REQUIRED WORK: Copy every line of the data that contains the string "chlorine".
--- START OF GIVEN DATA ---
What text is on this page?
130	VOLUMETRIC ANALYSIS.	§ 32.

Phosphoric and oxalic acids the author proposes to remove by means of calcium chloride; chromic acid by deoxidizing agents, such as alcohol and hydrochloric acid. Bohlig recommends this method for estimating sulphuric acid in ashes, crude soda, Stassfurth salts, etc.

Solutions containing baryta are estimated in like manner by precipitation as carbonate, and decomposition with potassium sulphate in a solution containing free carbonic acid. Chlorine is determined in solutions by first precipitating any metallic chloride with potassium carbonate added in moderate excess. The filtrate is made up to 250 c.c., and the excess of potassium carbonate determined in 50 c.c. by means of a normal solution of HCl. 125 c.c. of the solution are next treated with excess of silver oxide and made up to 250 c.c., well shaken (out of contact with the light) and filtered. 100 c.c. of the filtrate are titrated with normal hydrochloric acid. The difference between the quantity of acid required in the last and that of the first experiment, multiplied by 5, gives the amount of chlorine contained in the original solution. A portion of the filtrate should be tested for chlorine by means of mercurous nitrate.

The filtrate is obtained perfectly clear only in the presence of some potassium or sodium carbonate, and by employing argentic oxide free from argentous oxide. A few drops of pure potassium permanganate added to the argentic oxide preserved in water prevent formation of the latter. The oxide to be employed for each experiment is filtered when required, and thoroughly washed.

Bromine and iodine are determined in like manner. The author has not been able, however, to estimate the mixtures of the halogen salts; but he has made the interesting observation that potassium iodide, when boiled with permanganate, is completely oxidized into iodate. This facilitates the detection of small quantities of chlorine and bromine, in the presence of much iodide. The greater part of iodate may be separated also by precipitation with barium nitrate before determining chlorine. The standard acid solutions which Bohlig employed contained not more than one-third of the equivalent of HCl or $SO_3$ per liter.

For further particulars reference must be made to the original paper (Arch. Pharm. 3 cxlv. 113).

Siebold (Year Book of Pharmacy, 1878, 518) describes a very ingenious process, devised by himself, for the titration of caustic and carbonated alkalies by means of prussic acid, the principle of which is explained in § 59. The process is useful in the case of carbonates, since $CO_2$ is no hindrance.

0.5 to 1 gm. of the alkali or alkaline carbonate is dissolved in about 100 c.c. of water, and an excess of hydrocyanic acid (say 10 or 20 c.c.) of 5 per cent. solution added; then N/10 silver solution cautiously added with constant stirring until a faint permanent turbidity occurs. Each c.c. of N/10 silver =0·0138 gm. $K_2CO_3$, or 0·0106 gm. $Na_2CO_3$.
--- END OF GIVEN DATA ---
SOLUTION FOR THIS EXERCISE:
Solutions containing baryta are estimated in like manner by precipitation as carbonate, and decomposition with potassium sulphate in a solution containing free carbonic acid. Chlorine is determined in solutions by first precipitating any metallic chloride with potassium carbonate added in moderate excess. The filtrate is made up to 250 c.c., and the excess of potassium carbonate determined in 50 c.c. by means of a normal solution of HCl. 125 c.c. of the solution are next treated with excess of silver oxide and made up to 250 c.c., well shaken (out of contact with the light) and filtered. 100 c.c. of the filtrate are titrated with normal hydrochloric acid. The difference between the quantity of acid required in the last and that of the first experiment, multiplied by 5, gives the amount of chlorine contained in the original solution. A portion of the filtrate should be tested for chlorine by means of mercurous nitrate.
Bromine and iodine are determined in like manner. The author has not been able, however, to estimate the mixtures of the halogen salts; but he has made the interesting observation that potassium iodide, when boiled with permanganate, is completely oxidized into iodate. This facilitates the detection of small quantities of chlorine and bromine, in the presence of much iodide. The greater part of iodate may be separated also by precipitation with barium nitrate before determining chlorine. The standard acid solutions which Bohlig employed contained not more than one-third of the equivalent of HCl or $SO_3$ per liter.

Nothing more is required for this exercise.